- Direction:
Repeat every line below exactly, word for word.

Stored records:
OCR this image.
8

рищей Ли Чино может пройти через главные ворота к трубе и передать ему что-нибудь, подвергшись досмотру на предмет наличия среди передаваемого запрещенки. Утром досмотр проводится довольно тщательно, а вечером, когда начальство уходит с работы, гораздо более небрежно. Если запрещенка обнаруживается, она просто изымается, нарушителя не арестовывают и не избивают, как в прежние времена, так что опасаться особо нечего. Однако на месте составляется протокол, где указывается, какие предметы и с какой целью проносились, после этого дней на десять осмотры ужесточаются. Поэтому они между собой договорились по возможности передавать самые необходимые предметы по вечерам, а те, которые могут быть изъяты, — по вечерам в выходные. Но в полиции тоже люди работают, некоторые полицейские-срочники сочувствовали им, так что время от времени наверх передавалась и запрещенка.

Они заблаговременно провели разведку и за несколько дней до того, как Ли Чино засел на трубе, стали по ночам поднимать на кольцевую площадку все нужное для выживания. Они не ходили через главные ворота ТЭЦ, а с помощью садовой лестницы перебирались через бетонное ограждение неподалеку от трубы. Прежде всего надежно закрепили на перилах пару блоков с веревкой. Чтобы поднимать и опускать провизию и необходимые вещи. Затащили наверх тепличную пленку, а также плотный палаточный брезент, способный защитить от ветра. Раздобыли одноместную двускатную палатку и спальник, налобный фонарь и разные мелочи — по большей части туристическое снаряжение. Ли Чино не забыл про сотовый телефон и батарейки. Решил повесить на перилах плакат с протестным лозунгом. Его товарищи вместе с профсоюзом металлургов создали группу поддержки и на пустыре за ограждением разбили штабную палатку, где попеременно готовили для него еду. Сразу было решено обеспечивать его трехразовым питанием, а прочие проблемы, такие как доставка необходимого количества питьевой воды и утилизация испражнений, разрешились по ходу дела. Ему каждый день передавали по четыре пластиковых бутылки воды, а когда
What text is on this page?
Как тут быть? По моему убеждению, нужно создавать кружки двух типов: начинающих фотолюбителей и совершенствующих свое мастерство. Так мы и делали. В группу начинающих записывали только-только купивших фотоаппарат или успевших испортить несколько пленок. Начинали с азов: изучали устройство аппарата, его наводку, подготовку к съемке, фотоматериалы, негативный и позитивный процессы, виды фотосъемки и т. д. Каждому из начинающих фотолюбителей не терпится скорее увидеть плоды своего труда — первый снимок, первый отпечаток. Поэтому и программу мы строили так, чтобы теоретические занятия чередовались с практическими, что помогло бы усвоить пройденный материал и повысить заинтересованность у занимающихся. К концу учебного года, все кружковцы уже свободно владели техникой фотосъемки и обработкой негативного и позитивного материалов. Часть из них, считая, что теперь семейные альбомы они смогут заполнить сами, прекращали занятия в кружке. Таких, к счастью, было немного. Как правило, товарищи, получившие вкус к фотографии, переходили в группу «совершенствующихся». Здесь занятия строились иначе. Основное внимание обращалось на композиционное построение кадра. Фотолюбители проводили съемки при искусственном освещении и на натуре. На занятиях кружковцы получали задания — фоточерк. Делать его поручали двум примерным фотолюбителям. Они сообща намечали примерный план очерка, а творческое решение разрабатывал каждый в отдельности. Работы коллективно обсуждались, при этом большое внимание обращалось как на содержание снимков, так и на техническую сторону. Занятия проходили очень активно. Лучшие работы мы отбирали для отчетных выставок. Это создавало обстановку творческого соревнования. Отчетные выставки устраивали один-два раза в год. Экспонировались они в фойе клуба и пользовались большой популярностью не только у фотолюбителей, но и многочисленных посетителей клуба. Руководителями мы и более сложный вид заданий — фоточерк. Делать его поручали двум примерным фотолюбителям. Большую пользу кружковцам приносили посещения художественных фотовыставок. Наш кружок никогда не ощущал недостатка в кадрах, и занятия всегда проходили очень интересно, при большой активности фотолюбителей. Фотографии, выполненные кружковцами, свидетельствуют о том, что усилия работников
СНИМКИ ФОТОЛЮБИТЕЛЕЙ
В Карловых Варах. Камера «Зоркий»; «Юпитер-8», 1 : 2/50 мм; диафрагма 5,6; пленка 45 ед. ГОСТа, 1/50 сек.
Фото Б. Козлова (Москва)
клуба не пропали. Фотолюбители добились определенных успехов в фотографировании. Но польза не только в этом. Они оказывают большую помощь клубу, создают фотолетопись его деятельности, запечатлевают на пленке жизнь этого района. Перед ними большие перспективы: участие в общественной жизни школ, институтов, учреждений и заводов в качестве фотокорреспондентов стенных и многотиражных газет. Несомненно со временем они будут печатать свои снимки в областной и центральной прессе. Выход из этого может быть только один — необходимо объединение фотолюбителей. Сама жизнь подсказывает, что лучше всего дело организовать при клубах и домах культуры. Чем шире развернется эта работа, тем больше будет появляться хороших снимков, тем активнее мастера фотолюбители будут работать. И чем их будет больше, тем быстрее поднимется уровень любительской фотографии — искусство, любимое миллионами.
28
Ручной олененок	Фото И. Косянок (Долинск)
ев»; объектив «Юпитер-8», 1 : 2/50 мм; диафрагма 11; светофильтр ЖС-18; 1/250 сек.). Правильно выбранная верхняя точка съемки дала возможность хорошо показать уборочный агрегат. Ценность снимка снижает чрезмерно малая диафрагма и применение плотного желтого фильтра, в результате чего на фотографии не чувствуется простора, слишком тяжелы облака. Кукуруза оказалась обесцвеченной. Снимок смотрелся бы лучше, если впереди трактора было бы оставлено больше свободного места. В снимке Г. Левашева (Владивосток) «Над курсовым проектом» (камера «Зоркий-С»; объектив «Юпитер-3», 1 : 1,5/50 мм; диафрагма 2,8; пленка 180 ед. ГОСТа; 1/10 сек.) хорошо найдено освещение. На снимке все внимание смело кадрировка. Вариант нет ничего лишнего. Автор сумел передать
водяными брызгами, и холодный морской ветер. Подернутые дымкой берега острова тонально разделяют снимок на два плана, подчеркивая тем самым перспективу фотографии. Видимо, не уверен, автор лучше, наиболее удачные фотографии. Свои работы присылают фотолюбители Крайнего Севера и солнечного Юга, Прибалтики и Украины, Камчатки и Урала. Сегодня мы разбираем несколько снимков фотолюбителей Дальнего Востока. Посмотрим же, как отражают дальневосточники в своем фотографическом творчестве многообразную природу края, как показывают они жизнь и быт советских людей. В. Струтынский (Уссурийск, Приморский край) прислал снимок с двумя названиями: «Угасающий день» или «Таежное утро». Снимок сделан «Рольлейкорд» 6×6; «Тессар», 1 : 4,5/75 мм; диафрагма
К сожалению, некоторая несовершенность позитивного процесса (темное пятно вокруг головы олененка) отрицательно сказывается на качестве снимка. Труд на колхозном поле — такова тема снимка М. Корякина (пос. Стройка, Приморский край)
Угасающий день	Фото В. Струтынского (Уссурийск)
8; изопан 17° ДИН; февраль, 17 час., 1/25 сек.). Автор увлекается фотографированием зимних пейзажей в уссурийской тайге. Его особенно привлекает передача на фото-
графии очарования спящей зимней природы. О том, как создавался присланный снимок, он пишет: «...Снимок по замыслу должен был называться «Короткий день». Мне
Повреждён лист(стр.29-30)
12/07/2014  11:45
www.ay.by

- Solution below:
OCR this image.
8

рищей Ли Чино может пройти через главные ворота к трубе и передать ему что-нибудь, подвергшись досмотру на предмет наличия среди передаваемого запрещенки. Утром досмотр проводится довольно тщательно, а вечером, когда начальство уходит с работы, гораздо более небрежно. Если запрещенка обнаруживается, она просто изымается, нарушителя не арестовывают и не избивают, как в прежние времена, так что опасаться особо нечего. Однако на месте составляется протокол, где указывается, какие предметы и с какой целью проносились, после этого дней на десять осмотры ужесточаются. Поэтому они между собой договорились по возможности передавать самые необходимые предметы по вечерам, а те, которые могут быть изъяты, — по вечерам в выходные. Но в полиции тоже люди работают, некоторые полицейские-срочники сочувствовали им, так что время от времени наверх передавалась и запрещенка.

Они заблаговременно провели разведку и за несколько дней до того, как Ли Чино засел на трубе, стали по ночам поднимать на кольцевую площадку все нужное для выживания. Они не ходили через главные ворота ТЭЦ, а с помощью садовой лестницы перебирались через бетонное ограждение неподалеку от трубы. Прежде всего надежно закрепили на перилах пару блоков с веревкой. Чтобы поднимать и опускать провизию и необходимые вещи. Затащили наверх тепличную пленку, а также плотный палаточный брезент, способный защитить от ветра. Раздобыли одноместную двускатную палатку и спальник, налобный фонарь и разные мелочи — по большей части туристическое снаряжение. Ли Чино не забыл про сотовый телефон и батарейки. Решил повесить на перилах плакат с протестным лозунгом. Его товарищи вместе с профсоюзом металлургов создали группу поддержки и на пустыре за ограждением разбили штабную палатку, где попеременно готовили для него еду. Сразу было решено обеспечивать его трехразовым питанием, а прочие проблемы, такие как доставка необходимого количества питьевой воды и утилизация испражнений, разрешились по ходу дела. Ему каждый день передавали по четыре пластиковых бутылки воды, а когда
What text is on this page?
Как тут быть? По моему убеждению, нужно создавать кружки двух типов: начинающих фотолюбителей и совершенствующих свое мастерство. Так мы и делали. В группу начинающих записывали только-только купивших фотоаппарат или успевших испортить несколько пленок. Начинали с азов: изучали устройство аппарата, его наводку, подготовку к съемке, фотоматериалы, негативный и позитивный процессы, виды фотосъемки и т. д. Каждому из начинающих фотолюбителей не терпится скорее увидеть плоды своего труда — первый снимок, первый отпечаток. Поэтому и программу мы строили так, чтобы теоретические занятия чередовались с практическими, что помогло бы усвоить пройденный материал и повысить заинтересованность у занимающихся. К концу учебного года, все кружковцы уже свободно владели техникой фотосъемки и обработкой негативного и позитивного материалов. Часть из них, считая, что теперь семейные альбомы они смогут заполнить сами, прекращали занятия в кружке. Таких, к счастью, было немного. Как правило, товарищи, получившие вкус к фотографии, переходили в группу «совершенствующихся». Здесь занятия строились иначе. Основное внимание обращалось на композиционное построение кадра. Фотолюбители проводили съемки при искусственном освещении и на натуре. На занятиях кружковцы получали задания — фоточерк. Делать его поручали двум примерным фотолюбителям. Они сообща намечали примерный план очерка, а творческое решение разрабатывал каждый в отдельности. Работы коллективно обсуждались, при этом большое внимание обращалось как на содержание снимков, так и на техническую сторону. Занятия проходили очень активно. Лучшие работы мы отбирали для отчетных выставок. Это создавало обстановку творческого соревнования. Отчетные выставки устраивали один-два раза в год. Экспонировались они в фойе клуба и пользовались большой популярностью не только у фотолюбителей, но и многочисленных посетителей клуба. Руководителями мы и более сложный вид заданий — фоточерк. Делать его поручали двум примерным фотолюбителям. Большую пользу кружковцам приносили посещения художественных фотовыставок. Наш кружок никогда не ощущал недостатка в кадрах, и занятия всегда проходили очень интересно, при большой активности фотолюбителей. Фотографии, выполненные кружковцами, свидетельствуют о том, что усилия работников
СНИМКИ ФОТОЛЮБИТЕЛЕЙ
В Карловых Варах. Камера «Зоркий»; «Юпитер-8», 1 : 2/50 мм; диафрагма 5,6; пленка 45 ед. ГОСТа, 1/50 сек.
Фото Б. Козлова (Москва)
клуба не пропали. Фотолюбители добились определенных успехов в фотографировании. Но польза не только в этом. Они оказывают большую помощь клубу, создают фотолетопись его деятельности, запечатлевают на пленке жизнь этого района. Перед ними большие перспективы: участие в общественной жизни школ, институтов, учреждений и заводов в качестве фотокорреспондентов стенных и многотиражных газет. Несомненно со временем они будут печатать свои снимки в областной и центральной прессе. Выход из этого может быть только один — необходимо объединение фотолюбителей. Сама жизнь подсказывает, что лучше всего дело организовать при клубах и домах культуры. Чем шире развернется эта работа, тем больше будет появляться хороших снимков, тем активнее мастера фотолюбители будут работать. И чем их будет больше, тем быстрее поднимется уровень любительской фотографии — искусство, любимое миллионами.
28
Ручной олененок	Фото И. Косянок (Долинск)
ев»; объектив «Юпитер-8», 1 : 2/50 мм; диафрагма 11; светофильтр ЖС-18; 1/250 сек.). Правильно выбранная верхняя точка съемки дала возможность хорошо показать уборочный агрегат. Ценность снимка снижает чрезмерно малая диафрагма и применение плотного желтого фильтра, в результате чего на фотографии не чувствуется простора, слишком тяжелы облака. Кукуруза оказалась обесцвеченной. Снимок смотрелся бы лучше, если впереди трактора было бы оставлено больше свободного места. В снимке Г. Левашева (Владивосток) «Над курсовым проектом» (камера «Зоркий-С»; объектив «Юпитер-3», 1 : 1,5/50 мм; диафрагма 2,8; пленка 180 ед. ГОСТа; 1/10 сек.) хорошо найдено освещение. На снимке все внимание смело кадрировка. Вариант нет ничего лишнего. Автор сумел передать
водяными брызгами, и холодный морской ветер. Подернутые дымкой берега острова тонально разделяют снимок на два плана, подчеркивая тем самым перспективу фотографии. Видимо, не уверен, автор лучше, наиболее удачные фотографии. Свои работы присылают фотолюбители Крайнего Севера и солнечного Юга, Прибалтики и Украины, Камчатки и Урала. Сегодня мы разбираем несколько снимков фотолюбителей Дальнего Востока. Посмотрим же, как отражают дальневосточники в своем фотографическом творчестве многообразную природу края, как показывают они жизнь и быт советских людей. В. Струтынский (Уссурийск, Приморский край) прислал снимок с двумя названиями: «Угасающий день» или «Таежное утро». Снимок сделан «Рольлейкорд» 6×6; «Тессар», 1 : 4,5/75 мм; диафрагма
К сожалению, некоторая несовершенность позитивного процесса (темное пятно вокруг головы олененка) отрицательно сказывается на качестве снимка. Труд на колхозном поле — такова тема снимка М. Корякина (пос. Стройка, Приморский край)
Угасающий день	Фото В. Струтынского (Уссурийск)
8; изопан 17° ДИН; февраль, 17 час., 1/25 сек.). Автор увлекается фотографированием зимних пейзажей в уссурийской тайге. Его особенно привлекает передача на фото-
графии очарования спящей зимней природы. О том, как создавался присланный снимок, он пишет: «...Снимок по замыслу должен был называться «Короткий день». Мне
Повреждён лист(стр.29-30)
12/07/2014  11:45
www.ay.by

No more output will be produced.